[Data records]
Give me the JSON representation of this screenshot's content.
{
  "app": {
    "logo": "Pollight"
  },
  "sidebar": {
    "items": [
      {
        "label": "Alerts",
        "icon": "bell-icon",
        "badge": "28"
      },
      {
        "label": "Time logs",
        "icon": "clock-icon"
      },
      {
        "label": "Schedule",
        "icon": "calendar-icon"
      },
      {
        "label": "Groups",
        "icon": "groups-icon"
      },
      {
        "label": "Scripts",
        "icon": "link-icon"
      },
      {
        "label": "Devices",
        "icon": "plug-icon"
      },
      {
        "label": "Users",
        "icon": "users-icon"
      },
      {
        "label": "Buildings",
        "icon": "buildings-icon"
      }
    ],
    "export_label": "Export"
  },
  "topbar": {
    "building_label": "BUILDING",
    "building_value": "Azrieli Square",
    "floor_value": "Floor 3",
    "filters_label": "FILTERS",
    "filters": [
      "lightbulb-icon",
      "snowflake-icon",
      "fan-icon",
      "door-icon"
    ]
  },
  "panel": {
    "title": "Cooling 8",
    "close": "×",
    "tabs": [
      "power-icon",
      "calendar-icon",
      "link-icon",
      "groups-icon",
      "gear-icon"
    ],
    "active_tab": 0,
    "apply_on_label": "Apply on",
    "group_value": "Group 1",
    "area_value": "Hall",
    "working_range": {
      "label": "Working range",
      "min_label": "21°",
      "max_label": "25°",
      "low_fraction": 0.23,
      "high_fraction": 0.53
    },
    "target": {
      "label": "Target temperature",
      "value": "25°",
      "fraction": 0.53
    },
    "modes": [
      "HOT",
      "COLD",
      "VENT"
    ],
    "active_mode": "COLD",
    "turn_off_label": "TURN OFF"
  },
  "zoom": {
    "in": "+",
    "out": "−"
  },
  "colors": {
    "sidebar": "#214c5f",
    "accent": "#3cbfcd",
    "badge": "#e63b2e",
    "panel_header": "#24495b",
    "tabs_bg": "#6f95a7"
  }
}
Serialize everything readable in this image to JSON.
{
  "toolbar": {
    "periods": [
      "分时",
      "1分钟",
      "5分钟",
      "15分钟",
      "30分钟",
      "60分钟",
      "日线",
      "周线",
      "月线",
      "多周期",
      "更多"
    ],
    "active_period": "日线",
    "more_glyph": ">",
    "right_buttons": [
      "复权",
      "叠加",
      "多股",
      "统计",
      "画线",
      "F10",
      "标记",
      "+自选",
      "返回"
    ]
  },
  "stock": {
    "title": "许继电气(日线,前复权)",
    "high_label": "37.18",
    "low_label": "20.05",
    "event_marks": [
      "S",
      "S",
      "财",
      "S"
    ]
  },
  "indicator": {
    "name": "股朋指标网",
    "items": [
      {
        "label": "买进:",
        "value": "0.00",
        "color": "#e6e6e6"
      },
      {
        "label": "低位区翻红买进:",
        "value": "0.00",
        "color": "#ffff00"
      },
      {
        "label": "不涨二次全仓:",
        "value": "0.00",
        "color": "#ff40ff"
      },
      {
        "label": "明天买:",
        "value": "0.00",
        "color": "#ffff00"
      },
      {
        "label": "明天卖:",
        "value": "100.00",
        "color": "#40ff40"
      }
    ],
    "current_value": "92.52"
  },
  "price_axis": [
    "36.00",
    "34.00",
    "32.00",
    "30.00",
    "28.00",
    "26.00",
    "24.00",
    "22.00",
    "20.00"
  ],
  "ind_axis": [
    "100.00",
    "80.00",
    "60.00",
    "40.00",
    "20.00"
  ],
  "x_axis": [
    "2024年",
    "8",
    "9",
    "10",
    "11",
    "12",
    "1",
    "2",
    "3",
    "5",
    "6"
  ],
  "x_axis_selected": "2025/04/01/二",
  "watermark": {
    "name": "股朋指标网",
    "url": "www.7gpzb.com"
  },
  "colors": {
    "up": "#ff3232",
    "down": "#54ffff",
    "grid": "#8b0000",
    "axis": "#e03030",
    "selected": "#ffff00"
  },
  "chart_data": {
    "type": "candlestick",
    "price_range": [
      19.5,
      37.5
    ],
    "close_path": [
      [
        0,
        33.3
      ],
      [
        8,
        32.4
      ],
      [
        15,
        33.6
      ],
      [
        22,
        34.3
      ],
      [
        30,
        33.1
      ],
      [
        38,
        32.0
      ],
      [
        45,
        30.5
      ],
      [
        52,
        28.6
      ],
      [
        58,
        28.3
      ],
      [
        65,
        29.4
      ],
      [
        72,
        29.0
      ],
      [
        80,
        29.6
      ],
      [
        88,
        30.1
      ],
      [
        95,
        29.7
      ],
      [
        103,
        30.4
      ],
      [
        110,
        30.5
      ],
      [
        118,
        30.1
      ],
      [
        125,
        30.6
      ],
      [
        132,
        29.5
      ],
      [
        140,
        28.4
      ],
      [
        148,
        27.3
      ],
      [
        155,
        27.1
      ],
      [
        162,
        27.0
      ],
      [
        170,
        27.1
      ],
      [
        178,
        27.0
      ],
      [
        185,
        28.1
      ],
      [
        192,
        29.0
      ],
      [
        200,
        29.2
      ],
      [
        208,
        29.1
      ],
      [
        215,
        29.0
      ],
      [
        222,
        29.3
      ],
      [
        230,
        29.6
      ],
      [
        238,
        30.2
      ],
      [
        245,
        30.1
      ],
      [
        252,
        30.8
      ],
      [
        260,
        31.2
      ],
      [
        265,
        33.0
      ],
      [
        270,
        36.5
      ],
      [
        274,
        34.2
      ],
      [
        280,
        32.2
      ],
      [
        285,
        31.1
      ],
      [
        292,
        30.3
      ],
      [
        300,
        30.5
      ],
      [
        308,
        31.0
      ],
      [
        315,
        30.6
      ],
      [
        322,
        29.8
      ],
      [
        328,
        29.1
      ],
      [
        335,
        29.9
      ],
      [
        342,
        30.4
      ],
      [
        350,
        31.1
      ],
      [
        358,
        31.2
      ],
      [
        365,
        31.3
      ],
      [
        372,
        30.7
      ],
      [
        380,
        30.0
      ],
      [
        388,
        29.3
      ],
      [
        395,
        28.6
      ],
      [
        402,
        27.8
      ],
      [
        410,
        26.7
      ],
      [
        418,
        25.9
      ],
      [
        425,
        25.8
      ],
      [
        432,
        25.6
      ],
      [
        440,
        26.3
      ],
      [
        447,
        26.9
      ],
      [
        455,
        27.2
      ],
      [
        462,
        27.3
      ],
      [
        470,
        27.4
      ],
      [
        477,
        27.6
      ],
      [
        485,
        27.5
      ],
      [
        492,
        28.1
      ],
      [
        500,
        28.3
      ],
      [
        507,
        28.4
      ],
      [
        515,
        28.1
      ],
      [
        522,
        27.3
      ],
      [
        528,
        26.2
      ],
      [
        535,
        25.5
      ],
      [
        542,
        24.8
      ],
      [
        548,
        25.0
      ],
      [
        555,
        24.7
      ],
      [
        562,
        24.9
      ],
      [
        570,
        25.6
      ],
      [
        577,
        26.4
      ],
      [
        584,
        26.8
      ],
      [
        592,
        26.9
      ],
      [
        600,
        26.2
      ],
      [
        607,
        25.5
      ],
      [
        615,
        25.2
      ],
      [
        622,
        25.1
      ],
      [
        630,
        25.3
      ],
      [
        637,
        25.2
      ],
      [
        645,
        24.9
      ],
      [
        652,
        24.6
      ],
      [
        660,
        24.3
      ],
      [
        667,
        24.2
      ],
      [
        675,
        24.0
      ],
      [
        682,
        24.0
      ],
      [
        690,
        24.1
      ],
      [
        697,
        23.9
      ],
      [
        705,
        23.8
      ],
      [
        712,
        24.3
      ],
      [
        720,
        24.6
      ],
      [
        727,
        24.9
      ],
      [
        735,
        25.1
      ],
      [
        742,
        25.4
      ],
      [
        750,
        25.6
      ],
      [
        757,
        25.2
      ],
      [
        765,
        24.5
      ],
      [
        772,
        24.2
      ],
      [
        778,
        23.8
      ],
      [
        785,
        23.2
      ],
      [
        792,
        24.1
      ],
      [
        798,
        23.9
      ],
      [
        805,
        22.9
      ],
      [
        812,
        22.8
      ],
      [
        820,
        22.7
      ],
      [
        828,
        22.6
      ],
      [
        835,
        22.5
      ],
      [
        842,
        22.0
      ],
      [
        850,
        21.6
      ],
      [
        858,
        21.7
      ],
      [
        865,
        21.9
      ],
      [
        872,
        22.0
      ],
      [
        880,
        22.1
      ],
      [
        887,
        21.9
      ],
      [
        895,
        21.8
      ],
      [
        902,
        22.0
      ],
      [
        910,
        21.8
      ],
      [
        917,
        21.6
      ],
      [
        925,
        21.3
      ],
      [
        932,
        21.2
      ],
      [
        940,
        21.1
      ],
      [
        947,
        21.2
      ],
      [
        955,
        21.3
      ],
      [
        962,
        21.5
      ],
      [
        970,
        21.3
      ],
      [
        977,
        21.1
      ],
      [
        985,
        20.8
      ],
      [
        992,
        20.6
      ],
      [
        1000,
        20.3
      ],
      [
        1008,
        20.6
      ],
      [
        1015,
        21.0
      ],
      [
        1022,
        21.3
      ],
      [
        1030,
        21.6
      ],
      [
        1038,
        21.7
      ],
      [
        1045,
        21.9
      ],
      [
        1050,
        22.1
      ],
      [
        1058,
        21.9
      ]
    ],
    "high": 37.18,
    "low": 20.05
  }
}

Short exercise:
Copy out each line that contains the word "this".

Exercise result:
Give me the JSON representation of this screenshot's content.
Serialize everything readable in this image to JSON.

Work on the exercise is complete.